— start of DATA FOR THE TASK —

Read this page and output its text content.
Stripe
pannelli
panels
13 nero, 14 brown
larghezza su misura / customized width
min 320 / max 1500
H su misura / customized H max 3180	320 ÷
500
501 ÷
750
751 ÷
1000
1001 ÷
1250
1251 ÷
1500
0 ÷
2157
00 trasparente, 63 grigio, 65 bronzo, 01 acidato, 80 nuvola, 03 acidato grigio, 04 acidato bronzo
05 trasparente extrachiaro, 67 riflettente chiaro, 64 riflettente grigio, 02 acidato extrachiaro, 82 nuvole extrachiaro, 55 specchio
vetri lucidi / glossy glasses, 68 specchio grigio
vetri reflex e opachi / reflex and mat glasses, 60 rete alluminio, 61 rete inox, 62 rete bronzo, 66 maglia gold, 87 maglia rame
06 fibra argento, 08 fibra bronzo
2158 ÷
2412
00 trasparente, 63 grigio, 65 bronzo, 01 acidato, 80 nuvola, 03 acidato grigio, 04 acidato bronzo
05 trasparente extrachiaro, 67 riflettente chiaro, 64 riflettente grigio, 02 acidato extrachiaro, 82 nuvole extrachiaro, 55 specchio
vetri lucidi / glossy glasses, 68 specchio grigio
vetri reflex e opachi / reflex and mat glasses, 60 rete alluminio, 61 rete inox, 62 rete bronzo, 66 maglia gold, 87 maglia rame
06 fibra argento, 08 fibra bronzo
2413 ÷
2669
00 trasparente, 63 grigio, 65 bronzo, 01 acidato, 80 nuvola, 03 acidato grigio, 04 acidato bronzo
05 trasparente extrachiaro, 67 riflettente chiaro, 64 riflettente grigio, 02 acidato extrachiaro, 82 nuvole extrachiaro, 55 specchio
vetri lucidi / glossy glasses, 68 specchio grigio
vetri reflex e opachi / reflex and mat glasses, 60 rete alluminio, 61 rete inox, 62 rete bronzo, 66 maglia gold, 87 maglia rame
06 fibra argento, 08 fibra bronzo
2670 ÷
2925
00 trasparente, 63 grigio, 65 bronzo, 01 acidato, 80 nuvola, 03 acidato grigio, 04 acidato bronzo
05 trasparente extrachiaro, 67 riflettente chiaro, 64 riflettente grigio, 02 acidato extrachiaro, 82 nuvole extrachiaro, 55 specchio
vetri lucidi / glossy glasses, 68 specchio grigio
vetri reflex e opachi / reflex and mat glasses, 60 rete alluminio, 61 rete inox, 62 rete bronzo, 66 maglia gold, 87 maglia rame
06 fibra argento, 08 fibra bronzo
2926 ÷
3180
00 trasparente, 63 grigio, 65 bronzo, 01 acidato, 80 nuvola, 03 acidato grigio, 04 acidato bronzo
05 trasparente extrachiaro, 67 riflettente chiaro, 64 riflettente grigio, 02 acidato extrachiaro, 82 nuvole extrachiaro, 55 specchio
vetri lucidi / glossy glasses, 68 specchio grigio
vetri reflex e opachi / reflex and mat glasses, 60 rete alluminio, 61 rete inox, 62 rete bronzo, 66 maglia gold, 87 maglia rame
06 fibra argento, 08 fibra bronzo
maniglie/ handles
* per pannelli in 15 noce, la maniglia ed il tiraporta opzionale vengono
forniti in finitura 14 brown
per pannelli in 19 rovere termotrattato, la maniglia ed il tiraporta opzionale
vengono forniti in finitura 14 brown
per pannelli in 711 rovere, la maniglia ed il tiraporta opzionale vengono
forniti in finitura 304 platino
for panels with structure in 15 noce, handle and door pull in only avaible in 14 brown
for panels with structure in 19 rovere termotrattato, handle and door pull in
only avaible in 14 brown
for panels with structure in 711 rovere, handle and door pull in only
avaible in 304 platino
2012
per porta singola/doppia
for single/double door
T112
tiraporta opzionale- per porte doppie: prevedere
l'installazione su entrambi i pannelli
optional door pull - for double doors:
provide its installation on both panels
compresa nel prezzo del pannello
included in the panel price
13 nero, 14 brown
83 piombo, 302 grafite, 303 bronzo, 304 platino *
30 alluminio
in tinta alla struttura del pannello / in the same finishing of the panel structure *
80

— end of DATA FOR THE TASK —

WHAT IS BEING ASKED
Out of the material above, select every line that holds the string "pull".

TASK RESULT
for panels with structure in 15 noce, handle and door pull in only avaible in 14 brown
for panels with structure in 19 rovere termotrattato, handle and door pull in
for panels with structure in 711 rovere, handle and door pull in only
optional door pull - for double doors:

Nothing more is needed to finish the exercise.